** Start DATA SECTION **

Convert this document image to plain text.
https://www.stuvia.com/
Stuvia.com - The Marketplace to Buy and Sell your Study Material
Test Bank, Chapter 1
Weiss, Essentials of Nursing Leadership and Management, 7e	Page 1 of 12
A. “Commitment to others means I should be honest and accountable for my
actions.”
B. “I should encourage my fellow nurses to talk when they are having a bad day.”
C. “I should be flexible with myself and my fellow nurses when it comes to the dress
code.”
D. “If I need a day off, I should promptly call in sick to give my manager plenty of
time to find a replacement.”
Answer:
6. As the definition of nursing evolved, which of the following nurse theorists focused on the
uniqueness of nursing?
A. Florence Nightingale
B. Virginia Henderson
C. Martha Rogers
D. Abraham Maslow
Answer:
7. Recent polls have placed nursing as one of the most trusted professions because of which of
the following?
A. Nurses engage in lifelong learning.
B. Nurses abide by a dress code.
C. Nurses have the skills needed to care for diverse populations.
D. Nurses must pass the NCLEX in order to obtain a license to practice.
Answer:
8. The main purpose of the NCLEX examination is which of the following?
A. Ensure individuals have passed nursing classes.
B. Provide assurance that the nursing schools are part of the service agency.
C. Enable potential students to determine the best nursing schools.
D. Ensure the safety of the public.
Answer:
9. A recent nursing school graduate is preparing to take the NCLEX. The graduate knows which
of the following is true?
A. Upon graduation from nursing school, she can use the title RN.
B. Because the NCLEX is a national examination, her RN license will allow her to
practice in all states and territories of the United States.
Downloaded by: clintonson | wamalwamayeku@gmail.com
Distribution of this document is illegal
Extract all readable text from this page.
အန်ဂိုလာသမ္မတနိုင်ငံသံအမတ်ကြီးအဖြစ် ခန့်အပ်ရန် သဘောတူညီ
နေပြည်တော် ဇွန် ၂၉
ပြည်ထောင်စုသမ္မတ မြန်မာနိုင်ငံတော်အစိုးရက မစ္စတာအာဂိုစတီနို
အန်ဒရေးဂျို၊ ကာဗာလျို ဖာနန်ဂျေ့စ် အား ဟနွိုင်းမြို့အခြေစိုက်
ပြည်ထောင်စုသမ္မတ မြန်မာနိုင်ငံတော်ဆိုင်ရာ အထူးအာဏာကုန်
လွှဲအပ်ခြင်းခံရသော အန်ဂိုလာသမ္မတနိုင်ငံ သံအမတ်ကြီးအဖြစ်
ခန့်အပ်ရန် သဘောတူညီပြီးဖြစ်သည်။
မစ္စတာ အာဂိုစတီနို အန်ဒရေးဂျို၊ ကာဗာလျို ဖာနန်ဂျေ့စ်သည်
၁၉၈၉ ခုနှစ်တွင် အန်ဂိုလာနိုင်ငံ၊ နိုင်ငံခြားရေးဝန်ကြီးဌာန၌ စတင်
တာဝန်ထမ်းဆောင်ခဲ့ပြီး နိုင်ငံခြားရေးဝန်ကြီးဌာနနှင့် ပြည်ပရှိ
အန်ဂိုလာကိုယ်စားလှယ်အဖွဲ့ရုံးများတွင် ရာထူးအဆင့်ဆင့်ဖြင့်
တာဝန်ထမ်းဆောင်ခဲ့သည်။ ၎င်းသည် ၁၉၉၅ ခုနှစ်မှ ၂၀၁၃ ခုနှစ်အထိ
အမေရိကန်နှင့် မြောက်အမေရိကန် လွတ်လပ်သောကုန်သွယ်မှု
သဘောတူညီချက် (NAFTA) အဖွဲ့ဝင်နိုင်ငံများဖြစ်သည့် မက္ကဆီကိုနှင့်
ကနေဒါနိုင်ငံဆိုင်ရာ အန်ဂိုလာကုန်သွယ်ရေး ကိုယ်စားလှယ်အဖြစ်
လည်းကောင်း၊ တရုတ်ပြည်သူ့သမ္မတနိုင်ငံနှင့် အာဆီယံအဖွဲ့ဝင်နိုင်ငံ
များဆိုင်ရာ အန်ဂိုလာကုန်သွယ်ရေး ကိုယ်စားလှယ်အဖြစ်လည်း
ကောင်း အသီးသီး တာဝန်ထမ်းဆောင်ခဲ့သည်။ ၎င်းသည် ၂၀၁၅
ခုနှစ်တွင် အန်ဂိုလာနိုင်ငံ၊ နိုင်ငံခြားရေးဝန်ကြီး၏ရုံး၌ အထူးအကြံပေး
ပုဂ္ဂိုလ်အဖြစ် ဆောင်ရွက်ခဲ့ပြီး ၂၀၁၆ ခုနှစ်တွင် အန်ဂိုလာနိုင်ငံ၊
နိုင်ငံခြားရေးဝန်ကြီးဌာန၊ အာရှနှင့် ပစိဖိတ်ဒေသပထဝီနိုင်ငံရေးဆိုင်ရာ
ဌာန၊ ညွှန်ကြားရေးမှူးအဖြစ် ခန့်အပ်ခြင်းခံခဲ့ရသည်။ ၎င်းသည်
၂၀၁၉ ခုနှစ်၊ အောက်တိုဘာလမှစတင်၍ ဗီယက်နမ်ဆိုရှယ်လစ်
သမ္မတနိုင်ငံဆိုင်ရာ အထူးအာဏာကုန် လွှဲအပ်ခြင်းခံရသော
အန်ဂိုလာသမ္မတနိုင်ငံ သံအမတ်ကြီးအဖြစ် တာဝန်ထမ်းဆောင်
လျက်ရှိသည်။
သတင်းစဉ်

** End DATA SECTION **

◆ EXERCISE DESCRIPTION
Report only how many lines in the listing contain the string "following".

◆ PROBLEM SOLUTION
4